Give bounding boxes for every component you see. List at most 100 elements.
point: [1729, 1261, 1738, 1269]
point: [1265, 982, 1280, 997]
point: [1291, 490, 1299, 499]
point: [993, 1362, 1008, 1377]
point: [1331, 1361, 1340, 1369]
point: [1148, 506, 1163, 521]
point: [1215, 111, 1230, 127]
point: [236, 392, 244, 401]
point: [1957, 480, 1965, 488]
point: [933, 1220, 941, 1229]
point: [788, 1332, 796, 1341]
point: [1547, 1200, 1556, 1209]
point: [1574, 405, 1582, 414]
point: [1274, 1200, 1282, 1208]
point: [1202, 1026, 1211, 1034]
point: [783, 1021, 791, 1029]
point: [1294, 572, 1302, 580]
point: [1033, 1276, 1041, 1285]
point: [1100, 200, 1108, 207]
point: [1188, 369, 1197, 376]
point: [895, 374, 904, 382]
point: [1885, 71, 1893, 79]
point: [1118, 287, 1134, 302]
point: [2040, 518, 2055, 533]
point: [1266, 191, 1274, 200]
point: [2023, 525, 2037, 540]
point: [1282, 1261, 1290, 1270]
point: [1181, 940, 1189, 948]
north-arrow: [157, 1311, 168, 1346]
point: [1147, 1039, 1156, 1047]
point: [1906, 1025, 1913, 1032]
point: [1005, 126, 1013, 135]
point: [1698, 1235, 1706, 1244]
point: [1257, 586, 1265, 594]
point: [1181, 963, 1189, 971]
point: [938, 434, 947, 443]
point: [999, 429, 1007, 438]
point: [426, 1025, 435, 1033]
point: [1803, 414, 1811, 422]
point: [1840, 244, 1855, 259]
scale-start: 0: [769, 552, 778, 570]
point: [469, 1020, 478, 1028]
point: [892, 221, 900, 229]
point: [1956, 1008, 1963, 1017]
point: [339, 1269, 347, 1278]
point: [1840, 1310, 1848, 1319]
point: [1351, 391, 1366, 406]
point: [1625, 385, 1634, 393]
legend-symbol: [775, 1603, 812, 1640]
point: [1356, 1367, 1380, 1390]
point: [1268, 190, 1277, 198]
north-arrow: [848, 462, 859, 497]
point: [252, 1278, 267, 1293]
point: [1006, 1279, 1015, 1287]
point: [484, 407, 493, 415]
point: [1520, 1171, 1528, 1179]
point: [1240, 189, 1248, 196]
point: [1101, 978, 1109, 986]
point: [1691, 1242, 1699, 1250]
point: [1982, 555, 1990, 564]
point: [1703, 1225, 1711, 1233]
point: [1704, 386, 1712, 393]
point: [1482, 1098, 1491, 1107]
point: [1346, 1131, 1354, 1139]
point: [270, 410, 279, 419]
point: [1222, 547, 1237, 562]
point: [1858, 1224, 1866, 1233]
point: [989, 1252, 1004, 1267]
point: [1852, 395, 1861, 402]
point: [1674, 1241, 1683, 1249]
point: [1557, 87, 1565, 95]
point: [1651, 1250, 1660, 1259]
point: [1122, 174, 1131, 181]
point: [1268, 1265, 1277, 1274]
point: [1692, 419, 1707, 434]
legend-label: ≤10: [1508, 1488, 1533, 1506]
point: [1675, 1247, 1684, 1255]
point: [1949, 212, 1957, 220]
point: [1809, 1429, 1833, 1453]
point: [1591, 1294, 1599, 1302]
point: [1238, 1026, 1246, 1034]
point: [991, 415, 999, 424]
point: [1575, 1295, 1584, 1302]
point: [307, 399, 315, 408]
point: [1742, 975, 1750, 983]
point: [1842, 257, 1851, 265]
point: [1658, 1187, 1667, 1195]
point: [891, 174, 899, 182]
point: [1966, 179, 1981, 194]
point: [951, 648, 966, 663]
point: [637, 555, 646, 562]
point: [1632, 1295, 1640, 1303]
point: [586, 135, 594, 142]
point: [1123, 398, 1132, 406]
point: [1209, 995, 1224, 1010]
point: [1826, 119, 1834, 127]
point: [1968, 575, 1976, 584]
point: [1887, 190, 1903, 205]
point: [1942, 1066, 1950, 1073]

· · · ·

Count the lines in the records above that contain the string "legend" and reply with the number alone.

2